REQUIREMENT:
Transcribe the records below exactly, leaving out any pictures.

LISTED RECORDS:
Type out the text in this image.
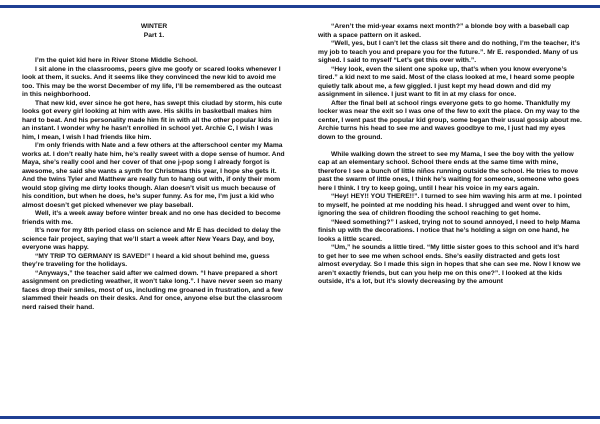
WINTER
Part 1.

I’m the quiet kid here in River Stone Middle School.

I sit alone in the classrooms, peers give me goofy or scared looks whenever I look at them, it sucks. And it seems like they convinced the new kid to avoid me too. This may be the worst December of my life, I’ll be remembered as the outcast in this neighborhood.

That new kid, ever since he got here, has swept this ciudad by storm, his cute looks got every girl looking at him with awe. His skills in basketball makes him hard to beat. And his personality made him fit in with all the other popular kids in an instant. I wonder why he hasn’t enrolled in school yet. Archie C, I wish I was him, I mean, I wish I had friends like him.

I’m only friends with Nate and a few others at the afterschool center my Mama works at. I don’t really hate him, he’s really sweet with a dope sense of humor. And Maya, she’s really cool and her cover of that one j-pop song I already forgot is awesome, she said she wants a synth for Christmas this year, I hope she gets it. And the twins Tyler and Matthew are really fun to hang out with, if only their mom would stop giving me dirty looks though. Alan doesn’t visit us much because of his condition, but when he does, he’s super funny. As for me, I’m just a kid who almost doesn’t get picked whenever we play baseball.

Well, it’s a week away before winter break and no one has decided to become friends with me.

It’s now for my 8th period class on science and Mr E has decided to delay the science fair project, saying that we’ll start a week after New Years Day, and boy, everyone was happy.

“MY TRIP TO GERMANY IS SAVED!” I heard a kid shout behind me, guess they’re traveling for the holidays.

“Anyways,” the teacher said after we calmed down. “I have prepared a short assignment on predicting weather, it won’t take long.”. I have never seen so many faces drop their smiles, most of us, including me groaned in frustration, and a few slammed their heads on their desks. And for once, anyone else but the classroom nerd raised their hand.

“Aren’t the mid-year exams next month?” a blonde boy with a baseball cap with a space pattern on it asked.

“Well, yes, but I can’t let the class sit there and do nothing, I’m the teacher, it’s my job to teach you and prepare you for the future.”. Mr E. responded. Many of us sighed. I said to myself “Let’s get this over with.”.

“Hey look, even the silent one spoke up, that’s when you know everyone’s tired.” a kid next to me said. Most of the class looked at me, I heard some people quietly talk about me, a few giggled. I just kept my head down and did my assignment in silence. I just want to fit in at my class for once.

After the final bell at school rings everyone gets to go home. Thankfully my locker was near the exit so I was one of the few to exit the place. On my way to the center, I went past the popular kid group, some began their usual gossip about me. Archie turns his head to see me and waves goodbye to me, I just had my eyes down to the ground.

While walking down the street to see my Mama, I see the boy with the yellow cap at an elementary school. School there ends at the same time with mine, therefore I see a bunch of little niños running outside the school. He tries to move past the swarm of little ones, I think he’s waiting for someone, someone who goes here I think. I try to keep going, until I hear his voice in my ears again.

“Hey! HEY!! YOU THERE!!”. I turned to see him waving his arm at me. I pointed to myself, he pointed at me nodding his head. I shrugged and went over to him, ignoring the sea of children flooding the school reaching to get home.

“Need something?” I asked, trying not to sound annoyed, I need to help Mama finish up with the decorations. I notice that he’s holding a sign on one hand, he looks a little scared.

“Um,” he sounds a little tired. “My little sister goes to this school and it’s hard to get her to see me when school ends. She’s easily distracted and gets lost almost everyday. So I made this sign in hopes that she can see me. Now I know we aren’t exactly friends, but can you help me on this one?”. I looked at the kids outside, it’s a lot, but it’s slowly decreasing by the amount
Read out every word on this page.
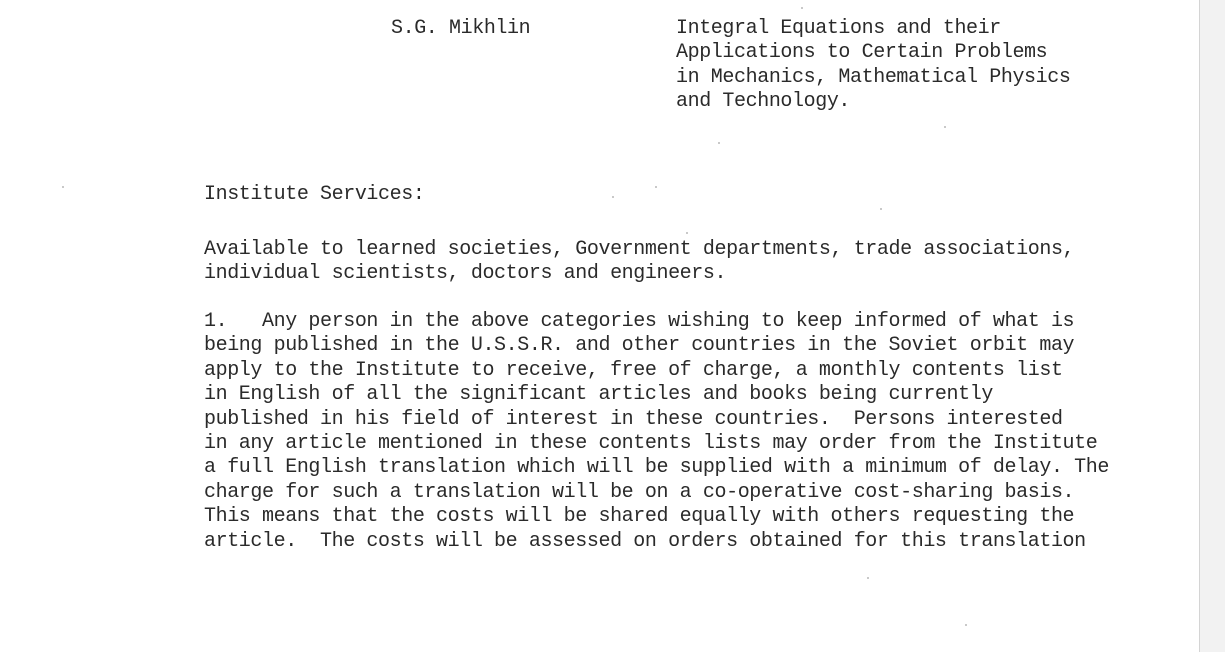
S.G. Mikhlin	Integral Equations and their
Applications to Certain Problems
in Mechanics, Mathematical Physics
and Technology.
Institute Services:
Available to learned societies, Government departments, trade associations,
individual scientists, doctors and engineers.
1.   Any person in the above categories wishing to keep informed of what is
being published in the U.S.S.R. and other countries in the Soviet orbit may
apply to the Institute to receive, free of charge, a monthly contents list
in English of all the significant articles and books being currently
published in his field of interest in these countries.  Persons interested
in any article mentioned in these contents lists may order from the Institute
a full English translation which will be supplied with a minimum of delay. The
charge for such a translation will be on a co-operative cost-sharing basis.
This means that the costs will be shared equally with others requesting the
article.  The costs will be assessed on orders obtained for this translation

WRITTEN ANSWER:
Type out the text in this image.
WINTER
Part 1.

I’m the quiet kid here in River Stone Middle School.

I sit alone in the classrooms, peers give me goofy or scared looks whenever I look at them, it sucks. And it seems like they convinced the new kid to avoid me too. This may be the worst December of my life, I’ll be remembered as the outcast in this neighborhood.

That new kid, ever since he got here, has swept this ciudad by storm, his cute looks got every girl looking at him with awe. His skills in basketball makes him hard to beat. And his personality made him fit in with all the other popular kids in an instant. I wonder why he hasn’t enrolled in school yet. Archie C, I wish I was him, I mean, I wish I had friends like him.

I’m only friends with Nate and a few others at the afterschool center my Mama works at. I don’t really hate him, he’s really sweet with a dope sense of humor. And Maya, she’s really cool and her cover of that one j-pop song I already forgot is awesome, she said she wants a synth for Christmas this year, I hope she gets it. And the twins Tyler and Matthew are really fun to hang out with, if only their mom would stop giving me dirty looks though. Alan doesn’t visit us much because of his condition, but when he does, he’s super funny. As for me, I’m just a kid who almost doesn’t get picked whenever we play baseball.

Well, it’s a week away before winter break and no one has decided to become friends with me.

It’s now for my 8th period class on science and Mr E has decided to delay the science fair project, saying that we’ll start a week after New Years Day, and boy, everyone was happy.

“MY TRIP TO GERMANY IS SAVED!” I heard a kid shout behind me, guess they’re traveling for the holidays.

“Anyways,” the teacher said after we calmed down. “I have prepared a short assignment on predicting weather, it won’t take long.”. I have never seen so many faces drop their smiles, most of us, including me groaned in frustration, and a few slammed their heads on their desks. And for once, anyone else but the classroom nerd raised their hand.

“Aren’t the mid-year exams next month?” a blonde boy with a baseball cap with a space pattern on it asked.

“Well, yes, but I can’t let the class sit there and do nothing, I’m the teacher, it’s my job to teach you and prepare you for the future.”. Mr E. responded. Many of us sighed. I said to myself “Let’s get this over with.”.

“Hey look, even the silent one spoke up, that’s when you know everyone’s tired.” a kid next to me said. Most of the class looked at me, I heard some people quietly talk about me, a few giggled. I just kept my head down and did my assignment in silence. I just want to fit in at my class for once.

After the final bell at school rings everyone gets to go home. Thankfully my locker was near the exit so I was one of the few to exit the place. On my way to the center, I went past the popular kid group, some began their usual gossip about me. Archie turns his head to see me and waves goodbye to me, I just had my eyes down to the ground.

While walking down the street to see my Mama, I see the boy with the yellow cap at an elementary school. School there ends at the same time with mine, therefore I see a bunch of little niños running outside the school. He tries to move past the swarm of little ones, I think he’s waiting for someone, someone who goes here I think. I try to keep going, until I hear his voice in my ears again.

“Hey! HEY!! YOU THERE!!”. I turned to see him waving his arm at me. I pointed to myself, he pointed at me nodding his head. I shrugged and went over to him, ignoring the sea of children flooding the school reaching to get home.

“Need something?” I asked, trying not to sound annoyed, I need to help Mama finish up with the decorations. I notice that he’s holding a sign on one hand, he looks a little scared.

“Um,” he sounds a little tired. “My little sister goes to this school and it’s hard to get her to see me when school ends. She’s easily distracted and gets lost almost everyday. So I made this sign in hopes that she can see me. Now I know we aren’t exactly friends, but can you help me on this one?”. I looked at the kids outside, it’s a lot, but it’s slowly decreasing by the amount
Read out every word on this page.
S.G. Mikhlin	Integral Equations and their
Applications to Certain Problems
in Mechanics, Mathematical Physics
and Technology.
Institute Services:
Available to learned societies, Government departments, trade associations,
individual scientists, doctors and engineers.
1.   Any person in the above categories wishing to keep informed of what is
being published in the U.S.S.R. and other countries in the Soviet orbit may
apply to the Institute to receive, free of charge, a monthly contents list
in English of all the significant articles and books being currently
published in his field of interest in these countries.  Persons interested
in any article mentioned in these contents lists may order from the Institute
a full English translation which will be supplied with a minimum of delay. The
charge for such a translation will be on a co-operative cost-sharing basis.
This means that the costs will be shared equally with others requesting the
article.  The costs will be assessed on orders obtained for this translation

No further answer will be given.